• REQUIREMENTS: Extract the data exactly, missing nothing.

(Data entries)
* Start *

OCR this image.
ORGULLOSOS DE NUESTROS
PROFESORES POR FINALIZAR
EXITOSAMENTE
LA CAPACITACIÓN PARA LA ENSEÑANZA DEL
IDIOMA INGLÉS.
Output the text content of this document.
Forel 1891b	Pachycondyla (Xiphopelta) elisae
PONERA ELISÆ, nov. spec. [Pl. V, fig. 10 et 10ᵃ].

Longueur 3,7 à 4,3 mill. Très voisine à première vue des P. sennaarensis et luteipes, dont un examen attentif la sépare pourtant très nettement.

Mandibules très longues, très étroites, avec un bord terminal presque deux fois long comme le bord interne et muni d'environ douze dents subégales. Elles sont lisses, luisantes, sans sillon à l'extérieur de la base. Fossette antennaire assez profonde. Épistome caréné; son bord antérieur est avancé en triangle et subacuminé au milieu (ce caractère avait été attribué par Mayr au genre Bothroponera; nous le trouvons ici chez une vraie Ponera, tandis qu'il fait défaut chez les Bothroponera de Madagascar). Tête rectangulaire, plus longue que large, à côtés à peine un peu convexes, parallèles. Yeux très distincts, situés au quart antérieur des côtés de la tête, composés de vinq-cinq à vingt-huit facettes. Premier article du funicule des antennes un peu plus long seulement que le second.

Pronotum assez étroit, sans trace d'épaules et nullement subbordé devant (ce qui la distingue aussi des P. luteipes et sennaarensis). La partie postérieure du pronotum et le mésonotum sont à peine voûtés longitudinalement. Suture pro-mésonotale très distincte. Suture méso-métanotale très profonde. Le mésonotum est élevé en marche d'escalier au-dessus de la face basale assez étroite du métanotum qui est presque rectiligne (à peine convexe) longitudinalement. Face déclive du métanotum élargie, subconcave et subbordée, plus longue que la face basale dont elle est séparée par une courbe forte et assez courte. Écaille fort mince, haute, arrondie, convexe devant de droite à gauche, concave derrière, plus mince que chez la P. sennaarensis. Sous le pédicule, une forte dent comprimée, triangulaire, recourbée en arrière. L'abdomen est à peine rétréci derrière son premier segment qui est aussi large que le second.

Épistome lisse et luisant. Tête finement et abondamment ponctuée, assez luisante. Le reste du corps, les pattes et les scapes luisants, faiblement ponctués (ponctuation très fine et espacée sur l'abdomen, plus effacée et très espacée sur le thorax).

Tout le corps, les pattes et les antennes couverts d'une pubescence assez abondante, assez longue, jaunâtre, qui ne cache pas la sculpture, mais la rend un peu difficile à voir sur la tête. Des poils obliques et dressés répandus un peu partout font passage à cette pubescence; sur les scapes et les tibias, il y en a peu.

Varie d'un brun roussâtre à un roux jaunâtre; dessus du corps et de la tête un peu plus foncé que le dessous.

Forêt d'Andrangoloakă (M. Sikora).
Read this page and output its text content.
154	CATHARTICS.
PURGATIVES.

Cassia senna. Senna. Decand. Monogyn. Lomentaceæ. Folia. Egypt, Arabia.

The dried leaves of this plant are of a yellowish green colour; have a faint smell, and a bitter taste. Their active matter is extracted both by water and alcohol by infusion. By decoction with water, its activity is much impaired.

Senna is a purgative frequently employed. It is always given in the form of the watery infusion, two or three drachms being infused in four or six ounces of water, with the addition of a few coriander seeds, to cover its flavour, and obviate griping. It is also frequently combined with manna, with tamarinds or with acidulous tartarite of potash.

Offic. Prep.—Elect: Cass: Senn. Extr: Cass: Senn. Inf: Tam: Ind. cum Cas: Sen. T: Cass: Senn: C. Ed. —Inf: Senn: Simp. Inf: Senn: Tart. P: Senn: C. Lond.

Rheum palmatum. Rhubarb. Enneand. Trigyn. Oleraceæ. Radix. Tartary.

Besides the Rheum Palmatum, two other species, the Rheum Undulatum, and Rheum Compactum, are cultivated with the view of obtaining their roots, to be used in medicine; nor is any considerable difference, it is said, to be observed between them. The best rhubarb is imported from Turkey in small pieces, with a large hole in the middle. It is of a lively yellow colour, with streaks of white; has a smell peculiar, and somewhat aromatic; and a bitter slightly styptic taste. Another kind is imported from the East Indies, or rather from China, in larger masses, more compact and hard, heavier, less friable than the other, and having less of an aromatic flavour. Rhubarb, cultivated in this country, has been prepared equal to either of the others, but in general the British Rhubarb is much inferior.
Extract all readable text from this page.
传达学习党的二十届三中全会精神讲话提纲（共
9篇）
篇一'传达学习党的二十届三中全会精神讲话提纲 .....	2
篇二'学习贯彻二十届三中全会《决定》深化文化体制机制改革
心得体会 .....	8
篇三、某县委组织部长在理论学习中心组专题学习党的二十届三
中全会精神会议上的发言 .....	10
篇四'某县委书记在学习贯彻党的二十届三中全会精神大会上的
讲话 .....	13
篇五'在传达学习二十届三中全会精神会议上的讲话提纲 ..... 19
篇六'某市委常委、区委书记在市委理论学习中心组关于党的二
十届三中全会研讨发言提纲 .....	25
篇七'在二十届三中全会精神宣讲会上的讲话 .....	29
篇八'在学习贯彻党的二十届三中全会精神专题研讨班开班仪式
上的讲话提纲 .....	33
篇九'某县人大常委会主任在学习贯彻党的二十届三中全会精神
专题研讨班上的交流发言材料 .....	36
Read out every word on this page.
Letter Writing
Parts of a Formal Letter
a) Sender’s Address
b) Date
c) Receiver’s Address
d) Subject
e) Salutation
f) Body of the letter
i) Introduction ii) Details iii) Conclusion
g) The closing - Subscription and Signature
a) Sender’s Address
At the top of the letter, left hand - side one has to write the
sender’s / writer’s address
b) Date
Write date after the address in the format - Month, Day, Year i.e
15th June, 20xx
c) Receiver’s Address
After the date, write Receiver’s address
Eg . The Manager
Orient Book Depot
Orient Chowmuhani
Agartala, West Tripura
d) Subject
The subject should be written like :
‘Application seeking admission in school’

* End *

• ANSWER:
OCR this image.
ORGULLOSOS DE NUESTROS
PROFESORES POR FINALIZAR
EXITOSAMENTE
LA CAPACITACIÓN PARA LA ENSEÑANZA DEL
IDIOMA INGLÉS.
Output the text content of this document.
Forel 1891b	Pachycondyla (Xiphopelta) elisae
PONERA ELISÆ, nov. spec. [Pl. V, fig. 10 et 10ᵃ].

Longueur 3,7 à 4,3 mill. Très voisine à première vue des P. sennaarensis et luteipes, dont un examen attentif la sépare pourtant très nettement.

Mandibules très longues, très étroites, avec un bord terminal presque deux fois long comme le bord interne et muni d'environ douze dents subégales. Elles sont lisses, luisantes, sans sillon à l'extérieur de la base. Fossette antennaire assez profonde. Épistome caréné; son bord antérieur est avancé en triangle et subacuminé au milieu (ce caractère avait été attribué par Mayr au genre Bothroponera; nous le trouvons ici chez une vraie Ponera, tandis qu'il fait défaut chez les Bothroponera de Madagascar). Tête rectangulaire, plus longue que large, à côtés à peine un peu convexes, parallèles. Yeux très distincts, situés au quart antérieur des côtés de la tête, composés de vinq-cinq à vingt-huit facettes. Premier article du funicule des antennes un peu plus long seulement que le second.

Pronotum assez étroit, sans trace d'épaules et nullement subbordé devant (ce qui la distingue aussi des P. luteipes et sennaarensis). La partie postérieure du pronotum et le mésonotum sont à peine voûtés longitudinalement. Suture pro-mésonotale très distincte. Suture méso-métanotale très profonde. Le mésonotum est élevé en marche d'escalier au-dessus de la face basale assez étroite du métanotum qui est presque rectiligne (à peine convexe) longitudinalement. Face déclive du métanotum élargie, subconcave et subbordée, plus longue que la face basale dont elle est séparée par une courbe forte et assez courte. Écaille fort mince, haute, arrondie, convexe devant de droite à gauche, concave derrière, plus mince que chez la P. sennaarensis. Sous le pédicule, une forte dent comprimée, triangulaire, recourbée en arrière. L'abdomen est à peine rétréci derrière son premier segment qui est aussi large que le second.

Épistome lisse et luisant. Tête finement et abondamment ponctuée, assez luisante. Le reste du corps, les pattes et les scapes luisants, faiblement ponctués (ponctuation très fine et espacée sur l'abdomen, plus effacée et très espacée sur le thorax).

Tout le corps, les pattes et les antennes couverts d'une pubescence assez abondante, assez longue, jaunâtre, qui ne cache pas la sculpture, mais la rend un peu difficile à voir sur la tête. Des poils obliques et dressés répandus un peu partout font passage à cette pubescence; sur les scapes et les tibias, il y en a peu.

Varie d'un brun roussâtre à un roux jaunâtre; dessus du corps et de la tête un peu plus foncé que le dessous.

Forêt d'Andrangoloakă (M. Sikora).
Read this page and output its text content.
154	CATHARTICS.
PURGATIVES.

Cassia senna. Senna. Decand. Monogyn. Lomentaceæ. Folia. Egypt, Arabia.

The dried leaves of this plant are of a yellowish green colour; have a faint smell, and a bitter taste. Their active matter is extracted both by water and alcohol by infusion. By decoction with water, its activity is much impaired.

Senna is a purgative frequently employed. It is always given in the form of the watery infusion, two or three drachms being infused in four or six ounces of water, with the addition of a few coriander seeds, to cover its flavour, and obviate griping. It is also frequently combined with manna, with tamarinds or with acidulous tartarite of potash.

Offic. Prep.—Elect: Cass: Senn. Extr: Cass: Senn. Inf: Tam: Ind. cum Cas: Sen. T: Cass: Senn: C. Ed. —Inf: Senn: Simp. Inf: Senn: Tart. P: Senn: C. Lond.

Rheum palmatum. Rhubarb. Enneand. Trigyn. Oleraceæ. Radix. Tartary.

Besides the Rheum Palmatum, two other species, the Rheum Undulatum, and Rheum Compactum, are cultivated with the view of obtaining their roots, to be used in medicine; nor is any considerable difference, it is said, to be observed between them. The best rhubarb is imported from Turkey in small pieces, with a large hole in the middle. It is of a lively yellow colour, with streaks of white; has a smell peculiar, and somewhat aromatic; and a bitter slightly styptic taste. Another kind is imported from the East Indies, or rather from China, in larger masses, more compact and hard, heavier, less friable than the other, and having less of an aromatic flavour. Rhubarb, cultivated in this country, has been prepared equal to either of the others, but in general the British Rhubarb is much inferior.
Extract all readable text from this page.
传达学习党的二十届三中全会精神讲话提纲（共
9篇）
篇一'传达学习党的二十届三中全会精神讲话提纲 .....	2
篇二'学习贯彻二十届三中全会《决定》深化文化体制机制改革
心得体会 .....	8
篇三、某县委组织部长在理论学习中心组专题学习党的二十届三
中全会精神会议上的发言 .....	10
篇四'某县委书记在学习贯彻党的二十届三中全会精神大会上的
讲话 .....	13
篇五'在传达学习二十届三中全会精神会议上的讲话提纲 ..... 19
篇六'某市委常委、区委书记在市委理论学习中心组关于党的二
十届三中全会研讨发言提纲 .....	25
篇七'在二十届三中全会精神宣讲会上的讲话 .....	29
篇八'在学习贯彻党的二十届三中全会精神专题研讨班开班仪式
上的讲话提纲 .....	33
篇九'某县人大常委会主任在学习贯彻党的二十届三中全会精神
专题研讨班上的交流发言材料 .....	36
Read out every word on this page.
Letter Writing
Parts of a Formal Letter
a) Sender’s Address
b) Date
c) Receiver’s Address
d) Subject
e) Salutation
f) Body of the letter
i) Introduction ii) Details iii) Conclusion
g) The closing - Subscription and Signature
a) Sender’s Address
At the top of the letter, left hand - side one has to write the
sender’s / writer’s address
b) Date
Write date after the address in the format - Month, Day, Year i.e
15th June, 20xx
c) Receiver’s Address
After the date, write Receiver’s address
Eg . The Manager
Orient Book Depot
Orient Chowmuhani
Agartala, West Tripura
d) Subject
The subject should be written like :
‘Application seeking admission in school’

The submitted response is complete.